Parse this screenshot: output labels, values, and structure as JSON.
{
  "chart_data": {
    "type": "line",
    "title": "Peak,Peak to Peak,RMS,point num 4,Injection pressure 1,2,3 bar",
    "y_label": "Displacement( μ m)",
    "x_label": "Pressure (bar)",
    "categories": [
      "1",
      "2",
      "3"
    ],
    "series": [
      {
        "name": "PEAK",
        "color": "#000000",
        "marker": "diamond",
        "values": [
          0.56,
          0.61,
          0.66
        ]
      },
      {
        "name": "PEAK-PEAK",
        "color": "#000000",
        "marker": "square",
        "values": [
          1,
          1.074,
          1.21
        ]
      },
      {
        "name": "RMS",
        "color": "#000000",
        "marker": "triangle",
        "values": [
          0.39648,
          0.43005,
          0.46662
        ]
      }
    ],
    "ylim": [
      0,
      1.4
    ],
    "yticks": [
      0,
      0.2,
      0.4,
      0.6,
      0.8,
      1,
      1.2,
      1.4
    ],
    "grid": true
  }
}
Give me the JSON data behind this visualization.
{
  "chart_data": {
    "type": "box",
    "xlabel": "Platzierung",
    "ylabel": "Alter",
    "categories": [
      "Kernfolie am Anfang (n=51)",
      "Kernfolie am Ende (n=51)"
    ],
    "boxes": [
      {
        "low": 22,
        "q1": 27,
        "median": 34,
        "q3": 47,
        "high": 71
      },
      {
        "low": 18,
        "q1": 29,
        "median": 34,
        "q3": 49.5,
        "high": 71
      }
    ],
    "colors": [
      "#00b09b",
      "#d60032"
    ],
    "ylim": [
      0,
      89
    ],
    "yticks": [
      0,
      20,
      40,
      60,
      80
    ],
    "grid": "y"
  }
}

- - - - - - -

▶ _What to produce_: Reproduce all the records precisely.

▶ _Answer to this task_:
Parse this screenshot: output labels, values, and structure as JSON.
{
  "chart_data": {
    "type": "line",
    "title": "Peak,Peak to Peak,RMS,point num 4,Injection pressure 1,2,3 bar",
    "y_label": "Displacement( μ m)",
    "x_label": "Pressure (bar)",
    "categories": [
      "1",
      "2",
      "3"
    ],
    "series": [
      {
        "name": "PEAK",
        "color": "#000000",
        "marker": "diamond",
        "values": [
          0.56,
          0.61,
          0.66
        ]
      },
      {
        "name": "PEAK-PEAK",
        "color": "#000000",
        "marker": "square",
        "values": [
          1,
          1.074,
          1.21
        ]
      },
      {
        "name": "RMS",
        "color": "#000000",
        "marker": "triangle",
        "values": [
          0.39648,
          0.43005,
          0.46662
        ]
      }
    ],
    "ylim": [
      0,
      1.4
    ],
    "yticks": [
      0,
      0.2,
      0.4,
      0.6,
      0.8,
      1,
      1.2,
      1.4
    ],
    "grid": true
  }
}
Give me the JSON data behind this visualization.
{
  "chart_data": {
    "type": "box",
    "xlabel": "Platzierung",
    "ylabel": "Alter",
    "categories": [
      "Kernfolie am Anfang (n=51)",
      "Kernfolie am Ende (n=51)"
    ],
    "boxes": [
      {
        "low": 22,
        "q1": 27,
        "median": 34,
        "q3": 47,
        "high": 71
      },
      {
        "low": 18,
        "q1": 29,
        "median": 34,
        "q3": 49.5,
        "high": 71
      }
    ],
    "colors": [
      "#00b09b",
      "#d60032"
    ],
    "ylim": [
      0,
      89
    ],
    "yticks": [
      0,
      20,
      40,
      60,
      80
    ],
    "grid": "y"
  }
}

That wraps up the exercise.